Text block
********************

Shaul Nehemia Eisenberg (שאול אייזנברג; 22 September 1921 – 27 March 1997) was an Israeli businessman and billionaire tycoon.

==Biography==

Shaul Eisenberg was born in Munich to a religious Jewish family from Poland, being the fifth out of six children born to Sophie (née Katz) and David Eisenberg. His mother was from Krakow and his father was from Warsaw. Shortly after the uprising of the Nazis in the government, he fled to Shanghai. While in Tokyo, Eisenberg met and married Leah Freudlsperger, a half-Japanese woman who was the daughter of an Austrian painter, and the couple had five daughters and a son.

Eisenberg died in Beijing in 1997, two years before the expiration of the Eisenberg Law.

After his death, the family fought over the inheritance, valued at around 1 billion dollars. His son continued to operate the family business. Eisenberg's brother, Rafael, who was a Hasidic scholar, died in 1976, leaving twelve children.

==Career==
Eisenberg's business career began in the immediate aftermath of World War II and was characterized by his role as a high-level mediator, or "fixer," for massive industrial, infrastructure, and military contracts, primarily in Asia.
===Early Career in Post-War Japan===
A Jewish refugee who had fled Nazi persecution to Shanghai during World War II, Eisenberg remained in the Far East after the war ended. He settled in post-occupation Japan, where he founded the Eisenberg Group of Companies. He made his initial fortune by trading in iron, steel, and machinery, importing raw materials for Japan's nascent steel industry and exporting finished Japanese products to other markets, such as India.
===Expansion to South Korea===
Beginning in the 1950s, Eisenberg expanded his operations to South Korea, where he became a key foreign partner to the government during its rapid industrialization. He specialized in brokering large-scale, state-level projects, connecting the Korean government with major Western industrial corporations, including Siemens, MAN SE, and Fiat Automobiles. His mediation was instrumental in developing production lines, power plants, and purchasing trains and aircraft. For his contributions, Eisenberg received an award from the South Korean government and was considered a "primary factor and catalyst" in the nation's commerce with the West during that period.
===Pioneering Role in China===
Eisenberg was one of the first Western businessmen to establish high-level commercial ties with the People's Republic of China, beginning in the mid-1970s while Mao Zedong was still in power. At a time when China and Israel had no formal diplomatic relations, Eisenberg acted as a discreet intermediary, brokering secret arms and military technology sales from Israel to the Chinese military.
In 1979, he used his private plane to fly an Israeli defense delegation to Beijing for high-level meetings, a move that built significant trust with the Chinese leadership, including the emerging Deng Xiaoping. These initial military deals, which included missiles, radar systems, and tank shells, paved the way for Eisenberg to become a major force in civilian commercial trade as China began its economic reforms, solidifying his role as a pioneer in Israel-China commerce.
===Israel Corporation and Later Career===
Eisenberg, who held Israeli citizenship, also founded the Israel Corporation. A controversial law, nicknamed the "Eisenberg Law," was passed by the Knesset to provide significant tax breaks to his company to encourage investment in the country. In 1979, he established 'Beit Asia' (Asia House) in Tel Aviv as the headquarters for his group's operations.

== Others ==
He worked as secret envoy to Lee Dae-yong - minister of Embassy of the South Korea in South Vietnam.

********************

What to produce
Reproduce the passage of the Eisenberg biography starting at "After his death, the" and ending at "primarily in Asia.", swapping "inheritance" for "estate".

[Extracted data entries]
********************

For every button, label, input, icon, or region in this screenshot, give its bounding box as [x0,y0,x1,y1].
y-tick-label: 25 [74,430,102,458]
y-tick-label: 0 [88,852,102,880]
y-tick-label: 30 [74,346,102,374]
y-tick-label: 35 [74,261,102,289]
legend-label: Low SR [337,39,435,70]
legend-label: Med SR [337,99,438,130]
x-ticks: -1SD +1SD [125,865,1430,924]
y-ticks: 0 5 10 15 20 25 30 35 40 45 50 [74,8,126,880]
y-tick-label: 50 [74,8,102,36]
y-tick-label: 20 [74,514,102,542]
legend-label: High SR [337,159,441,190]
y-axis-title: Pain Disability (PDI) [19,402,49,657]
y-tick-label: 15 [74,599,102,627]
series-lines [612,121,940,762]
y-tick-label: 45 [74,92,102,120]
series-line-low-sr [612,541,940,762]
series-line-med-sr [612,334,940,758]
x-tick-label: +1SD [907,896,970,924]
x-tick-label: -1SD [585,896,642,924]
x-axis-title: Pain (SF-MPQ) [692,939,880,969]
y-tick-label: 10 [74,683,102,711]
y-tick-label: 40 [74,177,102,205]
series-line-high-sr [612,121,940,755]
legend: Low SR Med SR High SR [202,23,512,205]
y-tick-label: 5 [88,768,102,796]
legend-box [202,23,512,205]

********************

Written response
After his death, the family fought over the estate, valued at around 1 billion dollars. His son continued to operate the family business. Eisenberg's brother, Rafael, who was a Hasidic scholar, died in 1976, leaving twelve children.

==Career==
Eisenberg's business career began in the immediate aftermath of World War II and was characterized by his role as a high-level mediator, or "fixer," for massive industrial, infrastructure, and military contracts, primarily in Asia.